▶ [EXTRAIT DU DOCUMENT]:
Chercher Jésus (Mc.6,53-56)

Après la traversée, abordant à Génésareth, ils accostèrent. Ils sortirent de la barque, et aussitôt les gens reconnurent Jésus : ils parcoururent toute la région, et se mirent à apporter les malades sur des brancards là où l’on apprenait que Jésus se trouvait. Et dans tous les endroits où il se rendait, dans les villages, les villes ou les campagnes, on déposait les infirmes sur les places. Ils le suppliaient de leur laisser toucher ne serait-ce que la frange de son manteau. Et tous ceux qui la touchèrent étaient sauvés.

(Données de position des éléments)
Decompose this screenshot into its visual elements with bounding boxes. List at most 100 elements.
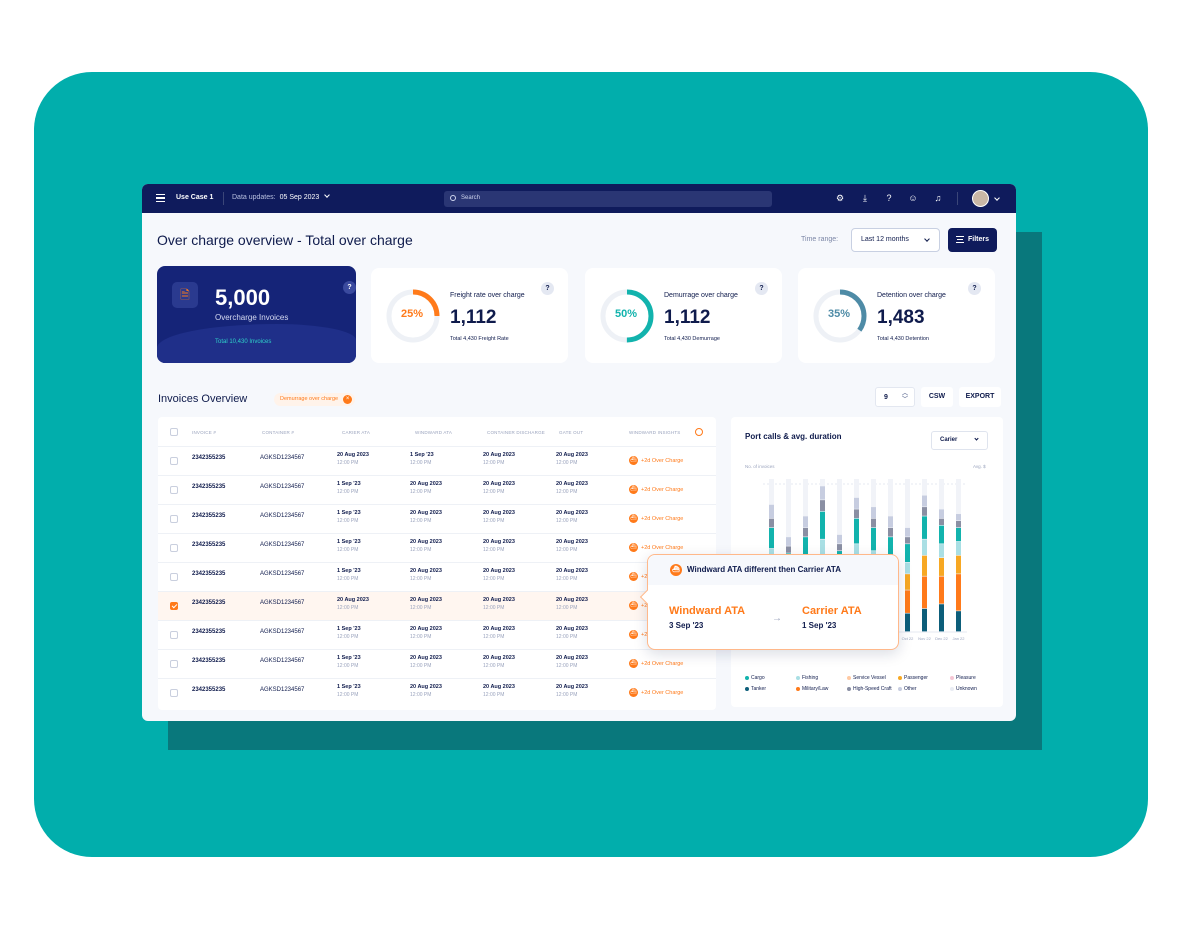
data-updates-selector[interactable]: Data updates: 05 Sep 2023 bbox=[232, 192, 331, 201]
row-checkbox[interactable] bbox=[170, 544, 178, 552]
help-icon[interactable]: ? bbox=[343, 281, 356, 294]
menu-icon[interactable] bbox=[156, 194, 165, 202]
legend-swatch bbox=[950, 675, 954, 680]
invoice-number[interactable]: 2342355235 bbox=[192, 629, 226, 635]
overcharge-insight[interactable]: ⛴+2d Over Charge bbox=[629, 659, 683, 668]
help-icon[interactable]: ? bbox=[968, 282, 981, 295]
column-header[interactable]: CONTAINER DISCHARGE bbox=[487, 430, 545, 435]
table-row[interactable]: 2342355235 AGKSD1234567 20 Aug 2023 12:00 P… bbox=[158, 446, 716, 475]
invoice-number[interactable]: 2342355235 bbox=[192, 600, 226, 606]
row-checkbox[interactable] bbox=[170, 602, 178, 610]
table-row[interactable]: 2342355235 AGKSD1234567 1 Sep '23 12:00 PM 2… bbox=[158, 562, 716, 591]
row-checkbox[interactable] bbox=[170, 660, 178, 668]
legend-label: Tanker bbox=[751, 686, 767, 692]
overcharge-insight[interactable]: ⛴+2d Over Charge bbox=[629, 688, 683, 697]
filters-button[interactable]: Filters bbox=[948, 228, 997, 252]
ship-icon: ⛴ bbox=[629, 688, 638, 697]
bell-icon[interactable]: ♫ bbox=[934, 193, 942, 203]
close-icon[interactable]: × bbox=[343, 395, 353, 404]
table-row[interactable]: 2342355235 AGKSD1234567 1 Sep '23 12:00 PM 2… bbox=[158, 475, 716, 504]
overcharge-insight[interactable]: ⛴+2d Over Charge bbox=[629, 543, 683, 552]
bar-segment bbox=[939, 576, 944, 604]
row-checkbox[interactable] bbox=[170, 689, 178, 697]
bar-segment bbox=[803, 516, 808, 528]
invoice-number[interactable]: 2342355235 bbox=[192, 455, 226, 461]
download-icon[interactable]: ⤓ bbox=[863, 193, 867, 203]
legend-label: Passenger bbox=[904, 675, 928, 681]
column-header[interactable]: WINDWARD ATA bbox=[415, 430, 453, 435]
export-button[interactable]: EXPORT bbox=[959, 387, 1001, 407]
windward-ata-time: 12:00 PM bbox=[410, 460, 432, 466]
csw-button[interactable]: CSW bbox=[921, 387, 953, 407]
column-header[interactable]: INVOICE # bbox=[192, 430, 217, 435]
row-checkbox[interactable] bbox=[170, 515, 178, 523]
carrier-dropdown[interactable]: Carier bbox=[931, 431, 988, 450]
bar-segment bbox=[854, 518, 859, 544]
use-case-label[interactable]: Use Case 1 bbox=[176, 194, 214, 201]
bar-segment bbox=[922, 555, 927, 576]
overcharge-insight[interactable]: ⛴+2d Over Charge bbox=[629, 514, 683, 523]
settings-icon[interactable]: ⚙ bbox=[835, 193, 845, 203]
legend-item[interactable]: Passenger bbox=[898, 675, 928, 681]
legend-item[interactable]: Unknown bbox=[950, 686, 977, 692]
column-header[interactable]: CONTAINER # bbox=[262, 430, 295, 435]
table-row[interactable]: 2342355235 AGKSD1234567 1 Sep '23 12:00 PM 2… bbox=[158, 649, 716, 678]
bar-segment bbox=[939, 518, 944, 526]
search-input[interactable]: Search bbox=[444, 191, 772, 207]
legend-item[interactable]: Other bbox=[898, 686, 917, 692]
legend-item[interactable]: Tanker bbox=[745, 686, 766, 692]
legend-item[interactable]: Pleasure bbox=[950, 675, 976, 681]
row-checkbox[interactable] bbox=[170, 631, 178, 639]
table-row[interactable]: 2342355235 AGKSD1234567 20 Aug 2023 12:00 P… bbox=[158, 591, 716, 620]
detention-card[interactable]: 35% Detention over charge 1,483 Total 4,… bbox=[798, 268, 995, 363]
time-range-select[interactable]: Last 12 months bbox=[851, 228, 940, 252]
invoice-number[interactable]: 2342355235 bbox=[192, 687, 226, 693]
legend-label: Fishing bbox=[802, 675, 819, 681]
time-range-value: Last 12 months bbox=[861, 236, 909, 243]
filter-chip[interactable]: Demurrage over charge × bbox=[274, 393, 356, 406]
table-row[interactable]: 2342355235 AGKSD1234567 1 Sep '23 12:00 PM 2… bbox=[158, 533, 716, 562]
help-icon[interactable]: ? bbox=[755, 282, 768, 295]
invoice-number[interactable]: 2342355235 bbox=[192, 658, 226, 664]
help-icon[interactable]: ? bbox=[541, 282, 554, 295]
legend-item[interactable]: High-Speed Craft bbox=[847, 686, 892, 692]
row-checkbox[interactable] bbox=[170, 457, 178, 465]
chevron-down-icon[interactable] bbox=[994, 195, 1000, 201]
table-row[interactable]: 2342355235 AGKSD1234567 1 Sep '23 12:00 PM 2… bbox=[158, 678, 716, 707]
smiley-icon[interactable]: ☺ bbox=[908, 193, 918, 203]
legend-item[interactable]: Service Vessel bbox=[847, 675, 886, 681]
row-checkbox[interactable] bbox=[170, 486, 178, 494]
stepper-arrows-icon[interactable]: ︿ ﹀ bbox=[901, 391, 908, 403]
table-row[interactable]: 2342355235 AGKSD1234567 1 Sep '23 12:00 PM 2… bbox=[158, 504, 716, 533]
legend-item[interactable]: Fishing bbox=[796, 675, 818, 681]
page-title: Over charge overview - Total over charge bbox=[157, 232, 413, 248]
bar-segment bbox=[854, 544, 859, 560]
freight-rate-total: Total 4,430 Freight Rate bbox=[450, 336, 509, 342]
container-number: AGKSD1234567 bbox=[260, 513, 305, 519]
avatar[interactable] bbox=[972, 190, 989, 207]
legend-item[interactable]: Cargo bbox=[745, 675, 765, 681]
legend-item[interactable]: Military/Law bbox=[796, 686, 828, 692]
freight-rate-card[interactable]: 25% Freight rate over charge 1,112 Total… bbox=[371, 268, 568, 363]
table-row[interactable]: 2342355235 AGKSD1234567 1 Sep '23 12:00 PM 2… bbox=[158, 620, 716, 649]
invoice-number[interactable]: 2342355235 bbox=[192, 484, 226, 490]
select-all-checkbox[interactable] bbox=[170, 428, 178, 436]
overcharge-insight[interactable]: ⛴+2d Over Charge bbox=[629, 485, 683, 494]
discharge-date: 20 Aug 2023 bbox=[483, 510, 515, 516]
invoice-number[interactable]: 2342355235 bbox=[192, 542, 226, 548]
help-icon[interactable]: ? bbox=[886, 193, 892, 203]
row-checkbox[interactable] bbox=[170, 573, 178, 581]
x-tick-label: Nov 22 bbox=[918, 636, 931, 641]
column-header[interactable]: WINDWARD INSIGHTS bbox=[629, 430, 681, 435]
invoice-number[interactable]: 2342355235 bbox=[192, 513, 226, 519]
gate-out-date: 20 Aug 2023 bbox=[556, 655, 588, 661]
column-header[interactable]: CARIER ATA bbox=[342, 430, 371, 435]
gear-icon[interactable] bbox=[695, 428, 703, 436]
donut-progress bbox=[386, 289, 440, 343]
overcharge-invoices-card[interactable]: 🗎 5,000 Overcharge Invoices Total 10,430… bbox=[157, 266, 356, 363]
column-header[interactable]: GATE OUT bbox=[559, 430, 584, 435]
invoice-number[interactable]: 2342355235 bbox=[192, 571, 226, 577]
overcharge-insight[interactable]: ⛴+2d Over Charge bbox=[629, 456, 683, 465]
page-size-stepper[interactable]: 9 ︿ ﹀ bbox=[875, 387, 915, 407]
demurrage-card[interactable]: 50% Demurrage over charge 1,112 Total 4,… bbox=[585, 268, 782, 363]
==
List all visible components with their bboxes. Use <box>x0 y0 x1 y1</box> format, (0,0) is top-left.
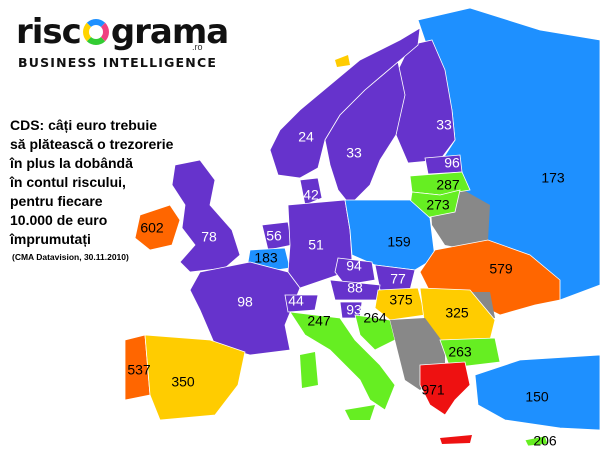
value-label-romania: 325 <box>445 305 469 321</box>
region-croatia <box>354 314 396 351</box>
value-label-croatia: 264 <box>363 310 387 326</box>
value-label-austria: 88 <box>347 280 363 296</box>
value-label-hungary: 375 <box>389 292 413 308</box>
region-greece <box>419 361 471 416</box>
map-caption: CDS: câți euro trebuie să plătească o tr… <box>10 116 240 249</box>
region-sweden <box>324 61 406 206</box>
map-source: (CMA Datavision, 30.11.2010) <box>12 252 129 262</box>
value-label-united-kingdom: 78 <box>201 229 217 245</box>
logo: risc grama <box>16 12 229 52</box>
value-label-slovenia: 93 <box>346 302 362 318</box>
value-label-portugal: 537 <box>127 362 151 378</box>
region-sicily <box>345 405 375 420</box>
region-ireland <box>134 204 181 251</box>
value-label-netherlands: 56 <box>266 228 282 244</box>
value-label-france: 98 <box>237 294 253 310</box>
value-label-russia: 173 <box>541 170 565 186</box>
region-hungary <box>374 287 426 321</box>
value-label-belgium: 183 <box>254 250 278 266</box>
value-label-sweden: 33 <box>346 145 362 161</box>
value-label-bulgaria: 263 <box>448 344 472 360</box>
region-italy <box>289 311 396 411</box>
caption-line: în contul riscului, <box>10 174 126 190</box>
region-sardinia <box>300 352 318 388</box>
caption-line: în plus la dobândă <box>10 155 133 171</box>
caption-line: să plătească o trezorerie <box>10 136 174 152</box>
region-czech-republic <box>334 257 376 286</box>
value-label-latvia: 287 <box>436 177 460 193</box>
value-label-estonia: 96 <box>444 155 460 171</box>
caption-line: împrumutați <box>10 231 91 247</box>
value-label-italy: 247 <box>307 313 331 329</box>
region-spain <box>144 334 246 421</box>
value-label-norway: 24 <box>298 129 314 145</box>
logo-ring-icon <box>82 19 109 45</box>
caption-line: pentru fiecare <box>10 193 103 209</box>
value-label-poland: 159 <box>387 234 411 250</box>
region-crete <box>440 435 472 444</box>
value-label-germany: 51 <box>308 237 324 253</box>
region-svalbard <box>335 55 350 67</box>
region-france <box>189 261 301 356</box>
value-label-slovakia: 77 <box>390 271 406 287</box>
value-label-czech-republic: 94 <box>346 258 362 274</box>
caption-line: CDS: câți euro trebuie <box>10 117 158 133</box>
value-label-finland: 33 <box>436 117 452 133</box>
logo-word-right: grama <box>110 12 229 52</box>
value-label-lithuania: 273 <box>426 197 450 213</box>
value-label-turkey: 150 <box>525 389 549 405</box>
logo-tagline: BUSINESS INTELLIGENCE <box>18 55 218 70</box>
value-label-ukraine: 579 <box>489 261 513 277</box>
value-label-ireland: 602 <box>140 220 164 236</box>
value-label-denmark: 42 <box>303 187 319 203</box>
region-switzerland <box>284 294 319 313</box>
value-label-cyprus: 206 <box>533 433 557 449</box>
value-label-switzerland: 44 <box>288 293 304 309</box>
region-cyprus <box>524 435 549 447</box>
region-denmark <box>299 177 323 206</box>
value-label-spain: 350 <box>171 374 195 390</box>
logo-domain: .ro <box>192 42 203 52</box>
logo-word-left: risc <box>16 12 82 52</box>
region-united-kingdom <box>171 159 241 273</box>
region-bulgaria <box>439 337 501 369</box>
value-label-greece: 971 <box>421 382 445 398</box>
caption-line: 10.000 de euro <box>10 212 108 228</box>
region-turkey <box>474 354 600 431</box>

▶ [TRAVAIL DEMANDÉ]:
(1) Indiquez si chacun des énoncés suivants s'accorde avec le passage sur Génésareth, en répondant par oui ou par non et en citant les mots décisifs du texte : (a) les gens reconnurent Jésus dès sa sortie de la barque ; (b) on déposait les infirmes sur les places seulement dans les villes ; (c) seuls quelques-uns de ceux qui touchèrent la frange furent sauvés.
(2) Reprenez le passage sur Génésareth et poursuivez-le après sa dernière phrase.
Les items n'interviennent en rien dans ce travail.

▶ [EN RÉPONSE]:
(1)
(a) Oui : « Ils sortirent de la barque, et aussitôt les gens reconnurent Jésus »
(b) Non : « dans les villages, les villes ou les campagnes, on déposait les infirmes sur les places »
(c) Non : « Et tous ceux qui la touchèrent étaient sauvés. »

(2)
« Et ayant traversé jusqu’à la terre, ils allèrent à Gennésareth et jetèrent l’ancre. » On voit de suite que cet épisode fait suite directement à celui que nous venons de lire, Marc continue un même récit. Ils étaient tous en mer, et les voilà qui arrivent à terre. Notons que Jésus avait envoyé les Douze à Bethsaïde, qui est au nord du lac de Tibériade, à l’est du Jourdain, et que le lieu ici nommé est Gennésareth, qui est plutôt à l’ouest de la même mer, à peu près à mi-chemin entre Capharnaüm est Tibériade. Les deux lieux sont séparés d’environ dix ou douze kilomètres. Il me semble que cela explique la formulation un peu compliquée de Marc : ils sont arrivés à la côte vers Bethsaïde, comme prévu, puis ils ont fait un peu de cabotage en redescendant la côté, ont passé Capharnaüm où les évènements précédents se sont beaucoup déroulé et on jeté l’ancre à Gennésareth. C’est comme s’ils voulaient choisir un nouveau point de départ.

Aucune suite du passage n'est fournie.